- Records that describe figures -
>> BEGIN

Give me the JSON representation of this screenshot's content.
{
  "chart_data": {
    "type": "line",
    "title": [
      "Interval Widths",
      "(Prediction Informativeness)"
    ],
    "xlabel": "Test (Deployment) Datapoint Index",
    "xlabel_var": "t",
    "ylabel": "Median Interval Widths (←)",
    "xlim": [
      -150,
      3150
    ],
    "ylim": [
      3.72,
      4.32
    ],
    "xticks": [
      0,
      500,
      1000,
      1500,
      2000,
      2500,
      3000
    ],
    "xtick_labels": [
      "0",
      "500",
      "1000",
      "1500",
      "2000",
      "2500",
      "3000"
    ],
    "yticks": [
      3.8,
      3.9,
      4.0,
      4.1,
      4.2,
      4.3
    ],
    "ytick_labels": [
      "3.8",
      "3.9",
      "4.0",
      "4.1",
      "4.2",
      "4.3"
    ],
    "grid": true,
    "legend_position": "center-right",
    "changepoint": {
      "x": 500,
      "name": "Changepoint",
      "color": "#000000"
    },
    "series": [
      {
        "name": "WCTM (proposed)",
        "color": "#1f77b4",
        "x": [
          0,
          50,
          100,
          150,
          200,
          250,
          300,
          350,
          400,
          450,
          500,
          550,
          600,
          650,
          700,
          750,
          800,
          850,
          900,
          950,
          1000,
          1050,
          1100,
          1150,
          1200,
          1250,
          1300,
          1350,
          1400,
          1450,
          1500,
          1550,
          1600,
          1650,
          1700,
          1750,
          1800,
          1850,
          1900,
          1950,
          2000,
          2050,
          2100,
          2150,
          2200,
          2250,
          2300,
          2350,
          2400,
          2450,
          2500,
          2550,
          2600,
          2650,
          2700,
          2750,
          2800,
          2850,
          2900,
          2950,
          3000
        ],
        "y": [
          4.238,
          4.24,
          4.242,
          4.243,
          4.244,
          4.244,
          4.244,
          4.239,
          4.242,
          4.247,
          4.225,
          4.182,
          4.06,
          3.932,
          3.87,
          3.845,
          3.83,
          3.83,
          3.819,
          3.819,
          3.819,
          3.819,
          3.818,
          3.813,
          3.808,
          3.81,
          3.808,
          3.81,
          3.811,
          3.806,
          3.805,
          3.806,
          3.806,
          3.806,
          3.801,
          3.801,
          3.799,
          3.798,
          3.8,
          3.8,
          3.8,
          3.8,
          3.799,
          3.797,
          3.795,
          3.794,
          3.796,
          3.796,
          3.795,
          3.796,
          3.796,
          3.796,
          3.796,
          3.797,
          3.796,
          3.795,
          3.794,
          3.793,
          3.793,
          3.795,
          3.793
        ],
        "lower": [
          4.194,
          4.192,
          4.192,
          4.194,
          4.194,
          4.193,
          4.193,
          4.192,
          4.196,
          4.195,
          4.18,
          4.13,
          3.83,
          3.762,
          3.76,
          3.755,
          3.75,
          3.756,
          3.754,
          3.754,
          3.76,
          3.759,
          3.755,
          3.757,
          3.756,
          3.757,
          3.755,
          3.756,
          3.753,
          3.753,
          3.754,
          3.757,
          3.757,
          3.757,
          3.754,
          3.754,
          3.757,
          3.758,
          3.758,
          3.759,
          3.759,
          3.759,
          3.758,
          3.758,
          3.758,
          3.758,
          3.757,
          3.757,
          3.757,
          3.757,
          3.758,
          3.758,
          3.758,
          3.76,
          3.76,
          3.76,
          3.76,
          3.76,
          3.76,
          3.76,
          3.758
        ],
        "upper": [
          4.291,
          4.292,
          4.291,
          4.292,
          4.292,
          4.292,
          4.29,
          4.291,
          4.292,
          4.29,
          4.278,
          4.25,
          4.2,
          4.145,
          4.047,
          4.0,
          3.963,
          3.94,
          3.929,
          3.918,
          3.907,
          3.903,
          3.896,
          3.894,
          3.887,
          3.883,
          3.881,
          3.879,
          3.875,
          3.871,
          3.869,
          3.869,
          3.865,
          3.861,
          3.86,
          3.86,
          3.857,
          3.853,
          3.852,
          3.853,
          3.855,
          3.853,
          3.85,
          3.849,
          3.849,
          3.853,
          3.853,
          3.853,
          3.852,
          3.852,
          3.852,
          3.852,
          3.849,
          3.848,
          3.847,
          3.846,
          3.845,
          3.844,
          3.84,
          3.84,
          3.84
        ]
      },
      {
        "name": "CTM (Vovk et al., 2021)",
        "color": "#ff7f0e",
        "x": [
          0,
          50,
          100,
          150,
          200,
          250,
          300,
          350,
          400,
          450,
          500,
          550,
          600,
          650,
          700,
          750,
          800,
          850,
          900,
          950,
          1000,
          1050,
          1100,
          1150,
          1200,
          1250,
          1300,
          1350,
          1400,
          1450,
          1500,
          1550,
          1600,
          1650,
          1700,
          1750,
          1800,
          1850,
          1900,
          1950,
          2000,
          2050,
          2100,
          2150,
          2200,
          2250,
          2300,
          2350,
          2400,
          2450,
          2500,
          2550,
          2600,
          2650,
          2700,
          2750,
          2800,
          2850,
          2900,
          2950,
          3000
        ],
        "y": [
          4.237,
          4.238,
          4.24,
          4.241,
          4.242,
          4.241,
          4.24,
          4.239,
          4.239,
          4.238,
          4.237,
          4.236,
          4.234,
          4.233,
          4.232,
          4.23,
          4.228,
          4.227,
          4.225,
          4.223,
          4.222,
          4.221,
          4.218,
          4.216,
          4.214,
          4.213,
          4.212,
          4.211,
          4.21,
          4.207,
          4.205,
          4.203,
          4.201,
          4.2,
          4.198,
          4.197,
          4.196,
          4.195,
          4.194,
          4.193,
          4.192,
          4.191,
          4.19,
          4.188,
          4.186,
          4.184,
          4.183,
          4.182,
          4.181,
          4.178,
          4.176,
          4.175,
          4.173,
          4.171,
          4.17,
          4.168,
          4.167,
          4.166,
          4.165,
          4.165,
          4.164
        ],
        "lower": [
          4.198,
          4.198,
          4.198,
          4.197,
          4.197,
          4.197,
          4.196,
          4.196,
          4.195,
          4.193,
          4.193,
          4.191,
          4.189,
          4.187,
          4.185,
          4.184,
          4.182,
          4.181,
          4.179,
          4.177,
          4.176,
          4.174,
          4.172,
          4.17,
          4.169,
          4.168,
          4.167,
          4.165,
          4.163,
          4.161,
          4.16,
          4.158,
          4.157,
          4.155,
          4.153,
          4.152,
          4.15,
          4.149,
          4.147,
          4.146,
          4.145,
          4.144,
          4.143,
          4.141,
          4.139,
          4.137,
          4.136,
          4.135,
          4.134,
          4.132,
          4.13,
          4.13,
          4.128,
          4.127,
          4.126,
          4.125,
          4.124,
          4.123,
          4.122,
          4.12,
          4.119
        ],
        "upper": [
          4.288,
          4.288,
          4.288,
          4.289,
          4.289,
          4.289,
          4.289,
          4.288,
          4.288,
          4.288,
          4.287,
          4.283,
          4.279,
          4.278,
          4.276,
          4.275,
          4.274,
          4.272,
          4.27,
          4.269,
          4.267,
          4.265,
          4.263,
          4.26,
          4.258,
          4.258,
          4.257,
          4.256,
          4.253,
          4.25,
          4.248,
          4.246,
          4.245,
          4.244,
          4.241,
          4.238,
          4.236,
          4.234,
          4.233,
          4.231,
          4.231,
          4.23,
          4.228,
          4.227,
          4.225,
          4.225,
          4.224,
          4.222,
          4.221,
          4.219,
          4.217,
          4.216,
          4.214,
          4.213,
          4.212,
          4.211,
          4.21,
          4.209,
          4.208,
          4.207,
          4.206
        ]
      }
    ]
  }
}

>> END

- Short problem -
Print again each line of the listing above, exactly as it appears.

- Expected answer -
Give me the JSON representation of this screenshot's content.
{
  "chart_data": {
    "type": "line",
    "title": [
      "Interval Widths",
      "(Prediction Informativeness)"
    ],
    "xlabel": "Test (Deployment) Datapoint Index",
    "xlabel_var": "t",
    "ylabel": "Median Interval Widths (←)",
    "xlim": [
      -150,
      3150
    ],
    "ylim": [
      3.72,
      4.32
    ],
    "xticks": [
      0,
      500,
      1000,
      1500,
      2000,
      2500,
      3000
    ],
    "xtick_labels": [
      "0",
      "500",
      "1000",
      "1500",
      "2000",
      "2500",
      "3000"
    ],
    "yticks": [
      3.8,
      3.9,
      4.0,
      4.1,
      4.2,
      4.3
    ],
    "ytick_labels": [
      "3.8",
      "3.9",
      "4.0",
      "4.1",
      "4.2",
      "4.3"
    ],
    "grid": true,
    "legend_position": "center-right",
    "changepoint": {
      "x": 500,
      "name": "Changepoint",
      "color": "#000000"
    },
    "series": [
      {
        "name": "WCTM (proposed)",
        "color": "#1f77b4",
        "x": [
          0,
          50,
          100,
          150,
          200,
          250,
          300,
          350,
          400,
          450,
          500,
          550,
          600,
          650,
          700,
          750,
          800,
          850,
          900,
          950,
          1000,
          1050,
          1100,
          1150,
          1200,
          1250,
          1300,
          1350,
          1400,
          1450,
          1500,
          1550,
          1600,
          1650,
          1700,
          1750,
          1800,
          1850,
          1900,
          1950,
          2000,
          2050,
          2100,
          2150,
          2200,
          2250,
          2300,
          2350,
          2400,
          2450,
          2500,
          2550,
          2600,
          2650,
          2700,
          2750,
          2800,
          2850,
          2900,
          2950,
          3000
        ],
        "y": [
          4.238,
          4.24,
          4.242,
          4.243,
          4.244,
          4.244,
          4.244,
          4.239,
          4.242,
          4.247,
          4.225,
          4.182,
          4.06,
          3.932,
          3.87,
          3.845,
          3.83,
          3.83,
          3.819,
          3.819,
          3.819,
          3.819,
          3.818,
          3.813,
          3.808,
          3.81,
          3.808,
          3.81,
          3.811,
          3.806,
          3.805,
          3.806,
          3.806,
          3.806,
          3.801,
          3.801,
          3.799,
          3.798,
          3.8,
          3.8,
          3.8,
          3.8,
          3.799,
          3.797,
          3.795,
          3.794,
          3.796,
          3.796,
          3.795,
          3.796,
          3.796,
          3.796,
          3.796,
          3.797,
          3.796,
          3.795,
          3.794,
          3.793,
          3.793,
          3.795,
          3.793
        ],
        "lower": [
          4.194,
          4.192,
          4.192,
          4.194,
          4.194,
          4.193,
          4.193,
          4.192,
          4.196,
          4.195,
          4.18,
          4.13,
          3.83,
          3.762,
          3.76,
          3.755,
          3.75,
          3.756,
          3.754,
          3.754,
          3.76,
          3.759,
          3.755,
          3.757,
          3.756,
          3.757,
          3.755,
          3.756,
          3.753,
          3.753,
          3.754,
          3.757,
          3.757,
          3.757,
          3.754,
          3.754,
          3.757,
          3.758,
          3.758,
          3.759,
          3.759,
          3.759,
          3.758,
          3.758,
          3.758,
          3.758,
          3.757,
          3.757,
          3.757,
          3.757,
          3.758,
          3.758,
          3.758,
          3.76,
          3.76,
          3.76,
          3.76,
          3.76,
          3.76,
          3.76,
          3.758
        ],
        "upper": [
          4.291,
          4.292,
          4.291,
          4.292,
          4.292,
          4.292,
          4.29,
          4.291,
          4.292,
          4.29,
          4.278,
          4.25,
          4.2,
          4.145,
          4.047,
          4.0,
          3.963,
          3.94,
          3.929,
          3.918,
          3.907,
          3.903,
          3.896,
          3.894,
          3.887,
          3.883,
          3.881,
          3.879,
          3.875,
          3.871,
          3.869,
          3.869,
          3.865,
          3.861,
          3.86,
          3.86,
          3.857,
          3.853,
          3.852,
          3.853,
          3.855,
          3.853,
          3.85,
          3.849,
          3.849,
          3.853,
          3.853,
          3.853,
          3.852,
          3.852,
          3.852,
          3.852,
          3.849,
          3.848,
          3.847,
          3.846,
          3.845,
          3.844,
          3.84,
          3.84,
          3.84
        ]
      },
      {
        "name": "CTM (Vovk et al., 2021)",
        "color": "#ff7f0e",
        "x": [
          0,
          50,
          100,
          150,
          200,
          250,
          300,
          350,
          400,
          450,
          500,
          550,
          600,
          650,
          700,
          750,
          800,
          850,
          900,
          950,
          1000,
          1050,
          1100,
          1150,
          1200,
          1250,
          1300,
          1350,
          1400,
          1450,
          1500,
          1550,
          1600,
          1650,
          1700,
          1750,
          1800,
          1850,
          1900,
          1950,
          2000,
          2050,
          2100,
          2150,
          2200,
          2250,
          2300,
          2350,
          2400,
          2450,
          2500,
          2550,
          2600,
          2650,
          2700,
          2750,
          2800,
          2850,
          2900,
          2950,
          3000
        ],
        "y": [
          4.237,
          4.238,
          4.24,
          4.241,
          4.242,
          4.241,
          4.24,
          4.239,
          4.239,
          4.238,
          4.237,
          4.236,
          4.234,
          4.233,
          4.232,
          4.23,
          4.228,
          4.227,
          4.225,
          4.223,
          4.222,
          4.221,
          4.218,
          4.216,
          4.214,
          4.213,
          4.212,
          4.211,
          4.21,
          4.207,
          4.205,
          4.203,
          4.201,
          4.2,
          4.198,
          4.197,
          4.196,
          4.195,
          4.194,
          4.193,
          4.192,
          4.191,
          4.19,
          4.188,
          4.186,
          4.184,
          4.183,
          4.182,
          4.181,
          4.178,
          4.176,
          4.175,
          4.173,
          4.171,
          4.17,
          4.168,
          4.167,
          4.166,
          4.165,
          4.165,
          4.164
        ],
        "lower": [
          4.198,
          4.198,
          4.198,
          4.197,
          4.197,
          4.197,
          4.196,
          4.196,
          4.195,
          4.193,
          4.193,
          4.191,
          4.189,
          4.187,
          4.185,
          4.184,
          4.182,
          4.181,
          4.179,
          4.177,
          4.176,
          4.174,
          4.172,
          4.17,
          4.169,
          4.168,
          4.167,
          4.165,
          4.163,
          4.161,
          4.16,
          4.158,
          4.157,
          4.155,
          4.153,
          4.152,
          4.15,
          4.149,
          4.147,
          4.146,
          4.145,
          4.144,
          4.143,
          4.141,
          4.139,
          4.137,
          4.136,
          4.135,
          4.134,
          4.132,
          4.13,
          4.13,
          4.128,
          4.127,
          4.126,
          4.125,
          4.124,
          4.123,
          4.122,
          4.12,
          4.119
        ],
        "upper": [
          4.288,
          4.288,
          4.288,
          4.289,
          4.289,
          4.289,
          4.289,
          4.288,
          4.288,
          4.288,
          4.287,
          4.283,
          4.279,
          4.278,
          4.276,
          4.275,
          4.274,
          4.272,
          4.27,
          4.269,
          4.267,
          4.265,
          4.263,
          4.26,
          4.258,
          4.258,
          4.257,
          4.256,
          4.253,
          4.25,
          4.248,
          4.246,
          4.245,
          4.244,
          4.241,
          4.238,
          4.236,
          4.234,
          4.233,
          4.231,
          4.231,
          4.23,
          4.228,
          4.227,
          4.225,
          4.225,
          4.224,
          4.222,
          4.221,
          4.219,
          4.217,
          4.216,
          4.214,
          4.213,
          4.212,
          4.211,
          4.21,
          4.209,
          4.208,
          4.207,
          4.206
        ]
      }
    ]
  }
}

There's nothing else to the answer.